* **Article**
* START *
Monday, July 1, 2013

Code reuse and Global Operations - Google Summer of Code Week 2

This is the second week of my Google Summer of Code project. Last week, I implemented only two small and simple code actions. This week, I got a bit more ambitious.
Technically, some of this work was finished after the Midnight of Sunday, I'll leave it to the reader to decide if that's "cheating".

Null coallescing and pattern matching

The first action I'll be talking about is ConvertIfToNullCoalescing action.
//This action takes this:
object x = Foo();
if (x == null) x = Bar();

//And replaces it by this:
object x = Foo() ?? Bar();
This is a very simple action - similar to the stuff I wrote last week.
What changes this time is the heavy use of pattern matching.

With pattern matching, it's possible to define a certain pattern (e.g. if (someExpression) doSomething();) and check if a node matches that pattern. For instance, the pattern if (<Any>) { <Any> } recognizes if (true) { return 0; }, but not while (true) {} nor if (true) return 0;.
* END *
* **Data entries**
* START *
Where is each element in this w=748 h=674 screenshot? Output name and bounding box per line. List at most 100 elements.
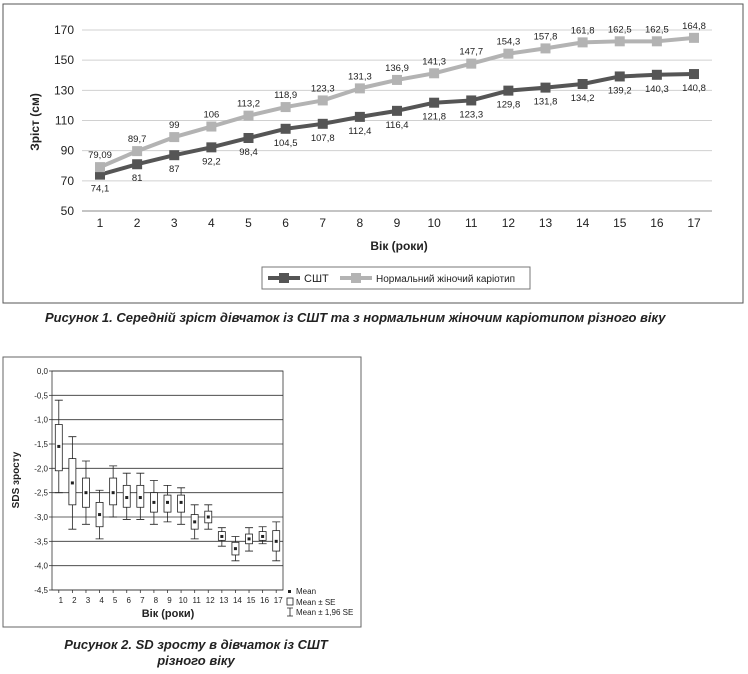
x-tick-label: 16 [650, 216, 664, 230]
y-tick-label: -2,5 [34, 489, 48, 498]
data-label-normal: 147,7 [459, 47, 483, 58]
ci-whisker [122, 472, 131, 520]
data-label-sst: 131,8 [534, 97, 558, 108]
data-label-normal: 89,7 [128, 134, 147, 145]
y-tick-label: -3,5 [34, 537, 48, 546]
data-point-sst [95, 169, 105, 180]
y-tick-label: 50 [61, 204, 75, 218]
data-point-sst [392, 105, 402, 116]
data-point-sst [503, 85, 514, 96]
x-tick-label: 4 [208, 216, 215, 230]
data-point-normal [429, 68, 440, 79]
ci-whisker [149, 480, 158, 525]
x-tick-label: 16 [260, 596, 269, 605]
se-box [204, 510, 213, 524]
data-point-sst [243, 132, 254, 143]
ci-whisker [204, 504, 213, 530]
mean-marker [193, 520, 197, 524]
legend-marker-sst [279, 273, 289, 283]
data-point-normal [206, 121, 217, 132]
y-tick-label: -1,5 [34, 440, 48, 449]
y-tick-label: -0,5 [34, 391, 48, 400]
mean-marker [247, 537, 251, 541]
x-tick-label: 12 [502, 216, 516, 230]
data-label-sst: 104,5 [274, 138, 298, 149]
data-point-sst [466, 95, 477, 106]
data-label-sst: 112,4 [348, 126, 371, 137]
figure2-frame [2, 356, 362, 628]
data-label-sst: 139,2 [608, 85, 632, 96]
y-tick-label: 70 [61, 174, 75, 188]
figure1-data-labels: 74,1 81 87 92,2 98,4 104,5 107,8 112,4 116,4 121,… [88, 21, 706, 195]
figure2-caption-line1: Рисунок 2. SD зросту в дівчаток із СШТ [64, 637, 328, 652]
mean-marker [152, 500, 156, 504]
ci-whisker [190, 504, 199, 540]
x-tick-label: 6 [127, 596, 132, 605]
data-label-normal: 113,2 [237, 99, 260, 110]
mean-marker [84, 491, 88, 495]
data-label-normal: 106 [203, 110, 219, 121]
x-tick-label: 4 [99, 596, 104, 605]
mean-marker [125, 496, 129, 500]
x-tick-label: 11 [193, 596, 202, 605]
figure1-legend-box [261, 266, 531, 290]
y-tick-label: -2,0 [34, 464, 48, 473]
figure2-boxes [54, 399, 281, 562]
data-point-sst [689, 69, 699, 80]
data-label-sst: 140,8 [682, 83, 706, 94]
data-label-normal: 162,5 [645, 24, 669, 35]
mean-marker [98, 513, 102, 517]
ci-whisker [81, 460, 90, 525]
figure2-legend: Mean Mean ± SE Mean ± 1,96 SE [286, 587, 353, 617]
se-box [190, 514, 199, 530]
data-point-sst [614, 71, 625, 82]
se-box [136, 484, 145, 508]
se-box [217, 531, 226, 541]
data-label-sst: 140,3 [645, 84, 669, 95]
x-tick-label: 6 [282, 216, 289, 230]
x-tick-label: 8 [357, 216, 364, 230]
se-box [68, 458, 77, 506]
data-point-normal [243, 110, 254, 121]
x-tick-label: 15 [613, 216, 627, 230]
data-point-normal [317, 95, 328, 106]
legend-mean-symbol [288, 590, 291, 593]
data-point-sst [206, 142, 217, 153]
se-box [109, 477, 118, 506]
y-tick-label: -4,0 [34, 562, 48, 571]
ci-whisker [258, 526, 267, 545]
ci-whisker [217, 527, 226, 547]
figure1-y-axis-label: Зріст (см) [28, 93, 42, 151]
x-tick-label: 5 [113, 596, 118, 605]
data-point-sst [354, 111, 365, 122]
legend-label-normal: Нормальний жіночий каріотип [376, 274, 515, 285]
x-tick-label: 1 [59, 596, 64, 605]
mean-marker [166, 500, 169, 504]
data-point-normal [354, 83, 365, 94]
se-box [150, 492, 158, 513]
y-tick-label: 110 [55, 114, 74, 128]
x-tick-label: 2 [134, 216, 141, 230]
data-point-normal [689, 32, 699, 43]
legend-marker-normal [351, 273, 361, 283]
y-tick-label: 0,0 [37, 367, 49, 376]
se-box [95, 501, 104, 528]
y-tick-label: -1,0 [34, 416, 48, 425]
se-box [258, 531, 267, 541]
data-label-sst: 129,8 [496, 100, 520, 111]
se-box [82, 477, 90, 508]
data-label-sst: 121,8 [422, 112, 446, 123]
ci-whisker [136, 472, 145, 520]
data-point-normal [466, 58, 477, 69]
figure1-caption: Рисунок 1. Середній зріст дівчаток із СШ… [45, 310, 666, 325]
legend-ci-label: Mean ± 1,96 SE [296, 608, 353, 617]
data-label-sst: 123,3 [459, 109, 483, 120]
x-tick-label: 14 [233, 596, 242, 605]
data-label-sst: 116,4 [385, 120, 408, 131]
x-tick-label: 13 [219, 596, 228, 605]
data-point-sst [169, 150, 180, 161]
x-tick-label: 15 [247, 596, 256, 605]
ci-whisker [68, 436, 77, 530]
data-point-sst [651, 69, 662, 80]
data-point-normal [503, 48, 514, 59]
* END *
* **What you have to do**
Return the passage of the Summer of Code post starting with "Technically, some of" and going on through "is ConvertIfToNullCoalescing action.", copied word for word.

* **The response**
Technically, some of this work was finished after the Midnight of Sunday, I'll leave it to the reader to decide if that's "cheating".

Null coallescing and pattern matching

The first action I'll be talking about is ConvertIfToNullCoalescing action.